-- Start of EXCERPT --

Find ab given its relationship to the number 432

[fk378]

If a,b are positive integers and (a^1/2b^1/3)⁶ = 432, then what is the value of ab?

 

[jedishrfu]

If a,b are positive integers and (a^1/2b^1/3)⁶ = 432, then what is the value of ab?

Is this a problem from the SAT?

First bring the 6 inside the a and b term to get a^6/2 * b^6/3 = 432

 

[fk378]

Is this a problem from the SAT?

First bring the 6 inside the a and b term to get a^6/2 * b^6/3 = 432

Yes, I did that. Don't know where to go from here. Seems like I just go in circles when I try to make two equations to solve for the two unknowns.

 

[fk378]

Is the only way to do this just to get a³b²=432, then find the factors of 432? I tried this and then got 16*27=432, so then a=3, b=2. But I feel like there must be a different way to do this problem...

-- End of EXCERPT --
-- Start of INFORMATION PROVIDED --

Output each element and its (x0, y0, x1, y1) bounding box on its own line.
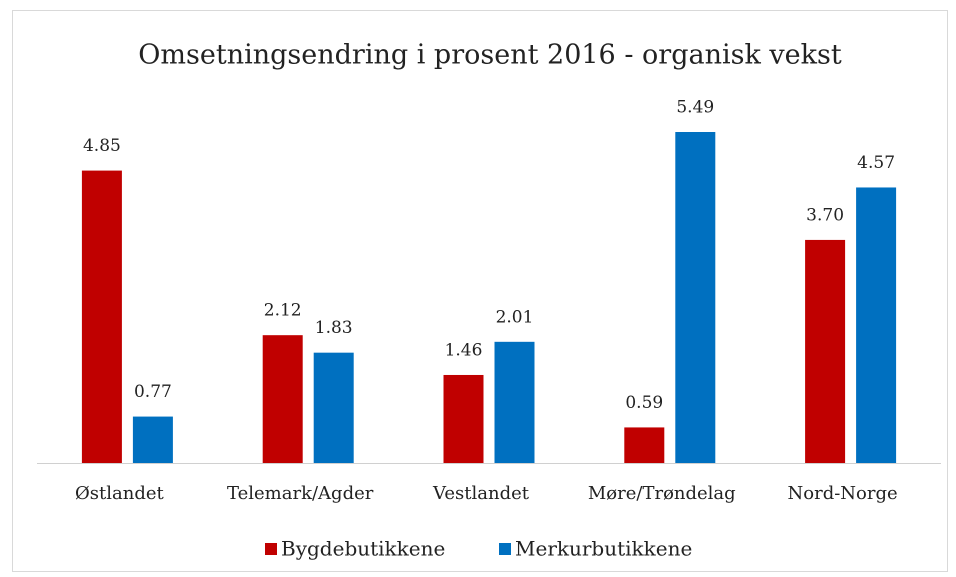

-- End of INFORMATION PROVIDED --
-- Start of INFORMATION PROVIDED --

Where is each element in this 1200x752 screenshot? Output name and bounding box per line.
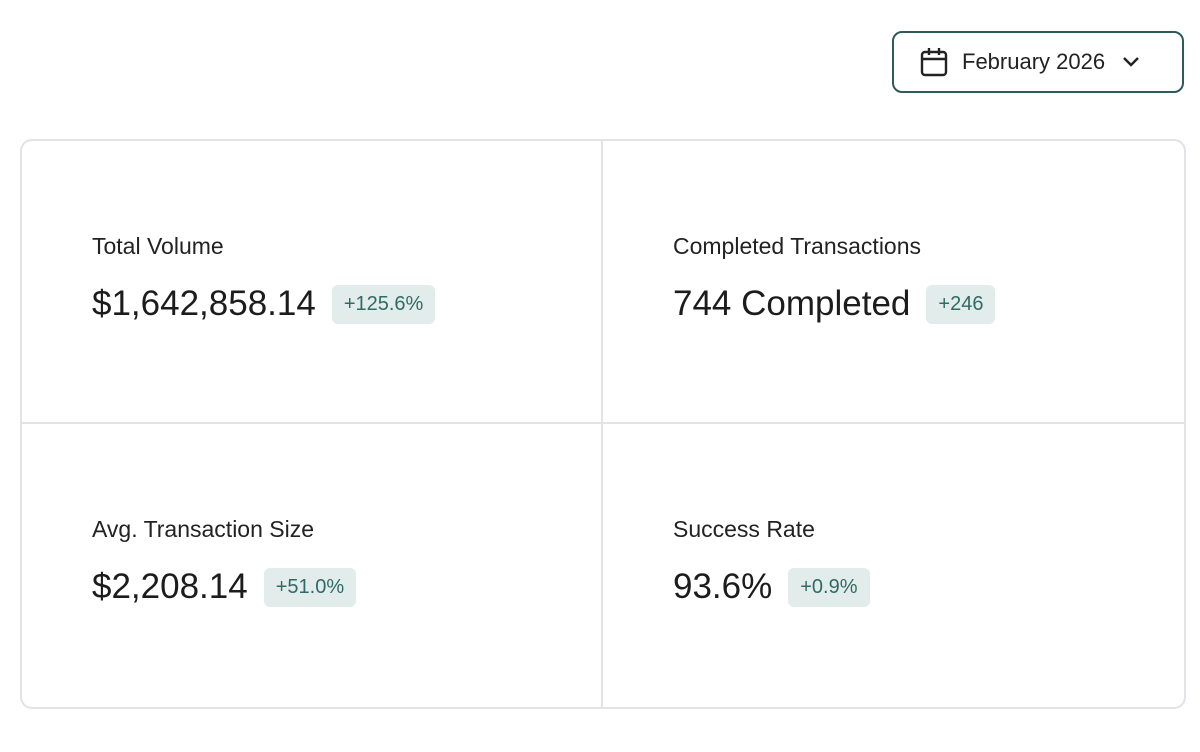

-- End of INFORMATION PROVIDED --

Pick up the forum thread on finding ab from the number 432 after its last post. The entries come from a different source than the thread on finding ab.

**THE ANSWER:**
 

[L4xord]

Hmmmm... It would be good if there was another way. It seems a bit too easy.

 

[Mentallic]

Is the only way to do this just to get a³b²=432, then find the factors of 432? I tried this and then got 16*27=432, so then a=3, b=2. But I feel like there must be a different way to do this problem...

You mean b=4

I'm not aware of another way if there is one, and I'd imagine if there were, it'd be fairly more complicated.

 

[pwsnafu]

If a,b are positive integers and (a^1/2b^1/3)⁶ = 432, then what is the value of ab?

We are given
$(a^{1/2} b^{1/3})^6 = 432$
So
$a^3 b^2 = a(ab)^2 = 432$
$(ab)^2 = \frac{432}{a}$
LHS is a square, so test different a.
$a = 2 \implies \frac{432}{a} = 216$ not a square
$a = 3 \implies \frac{432}{a} = 144$
144 is a square, so ab = 12.

 

[Mentallic]

We are given
$(a^{1/2} b^{1/3})^6 = 432$
So
$a^3 b^2 = a(ab)^2 = 432$
$(ab)^2 = \frac{432}{a}$
LHS is a square, so test different a.
$a = 2 \implies \frac{432}{a} = 216$ not a square
$a = 3 \implies \frac{432}{a} = 144$
144 is a square, so ab = 12.

Nice!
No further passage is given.